Brief
Scan the entries that follow and work out how many lines contain "Alle". Give the number and nothing else.

Stored data
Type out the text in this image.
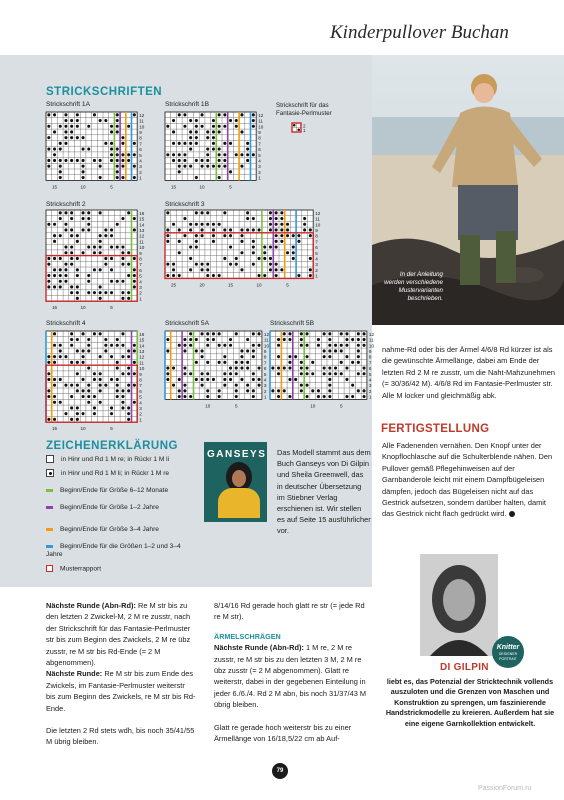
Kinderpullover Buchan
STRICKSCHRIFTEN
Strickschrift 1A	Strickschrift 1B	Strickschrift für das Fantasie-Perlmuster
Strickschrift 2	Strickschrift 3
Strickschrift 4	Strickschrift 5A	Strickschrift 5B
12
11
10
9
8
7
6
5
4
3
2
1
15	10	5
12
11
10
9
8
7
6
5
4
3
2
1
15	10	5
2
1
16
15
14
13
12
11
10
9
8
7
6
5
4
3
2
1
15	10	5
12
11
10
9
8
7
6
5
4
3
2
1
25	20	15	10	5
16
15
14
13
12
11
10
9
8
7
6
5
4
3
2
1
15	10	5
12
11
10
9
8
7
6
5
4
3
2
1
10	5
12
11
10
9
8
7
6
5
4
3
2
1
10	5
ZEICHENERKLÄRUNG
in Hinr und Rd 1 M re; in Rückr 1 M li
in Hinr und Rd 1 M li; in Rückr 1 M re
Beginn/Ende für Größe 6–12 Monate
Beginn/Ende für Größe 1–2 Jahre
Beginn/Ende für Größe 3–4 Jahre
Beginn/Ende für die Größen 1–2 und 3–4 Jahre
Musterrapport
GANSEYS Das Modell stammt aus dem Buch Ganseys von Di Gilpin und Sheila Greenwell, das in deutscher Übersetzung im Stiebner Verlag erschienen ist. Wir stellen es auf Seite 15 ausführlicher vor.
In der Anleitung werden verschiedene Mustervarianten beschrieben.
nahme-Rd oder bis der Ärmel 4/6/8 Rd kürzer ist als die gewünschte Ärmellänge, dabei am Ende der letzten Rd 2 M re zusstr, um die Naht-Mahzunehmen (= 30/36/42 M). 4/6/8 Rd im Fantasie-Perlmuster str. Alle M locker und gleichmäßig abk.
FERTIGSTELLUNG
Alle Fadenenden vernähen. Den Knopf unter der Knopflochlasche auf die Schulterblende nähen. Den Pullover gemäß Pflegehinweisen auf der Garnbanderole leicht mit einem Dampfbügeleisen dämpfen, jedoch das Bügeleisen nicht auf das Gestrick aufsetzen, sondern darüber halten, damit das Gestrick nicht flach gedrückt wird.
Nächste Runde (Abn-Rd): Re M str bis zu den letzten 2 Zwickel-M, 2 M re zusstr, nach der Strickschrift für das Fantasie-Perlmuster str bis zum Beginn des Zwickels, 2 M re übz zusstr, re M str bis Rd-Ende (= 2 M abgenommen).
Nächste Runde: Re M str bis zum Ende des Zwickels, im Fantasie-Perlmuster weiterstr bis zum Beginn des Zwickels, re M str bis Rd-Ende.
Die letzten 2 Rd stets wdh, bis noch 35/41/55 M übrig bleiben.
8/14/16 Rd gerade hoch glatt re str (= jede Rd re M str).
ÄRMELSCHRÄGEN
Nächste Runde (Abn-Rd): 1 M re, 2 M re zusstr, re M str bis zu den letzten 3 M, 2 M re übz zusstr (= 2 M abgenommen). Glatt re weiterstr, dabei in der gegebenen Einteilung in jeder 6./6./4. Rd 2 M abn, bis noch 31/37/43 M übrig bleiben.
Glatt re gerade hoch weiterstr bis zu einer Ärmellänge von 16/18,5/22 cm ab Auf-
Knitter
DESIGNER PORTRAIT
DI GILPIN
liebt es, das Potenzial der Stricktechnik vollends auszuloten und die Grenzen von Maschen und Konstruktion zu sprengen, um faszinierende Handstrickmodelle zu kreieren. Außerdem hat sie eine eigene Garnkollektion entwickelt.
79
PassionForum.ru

Output of the task
2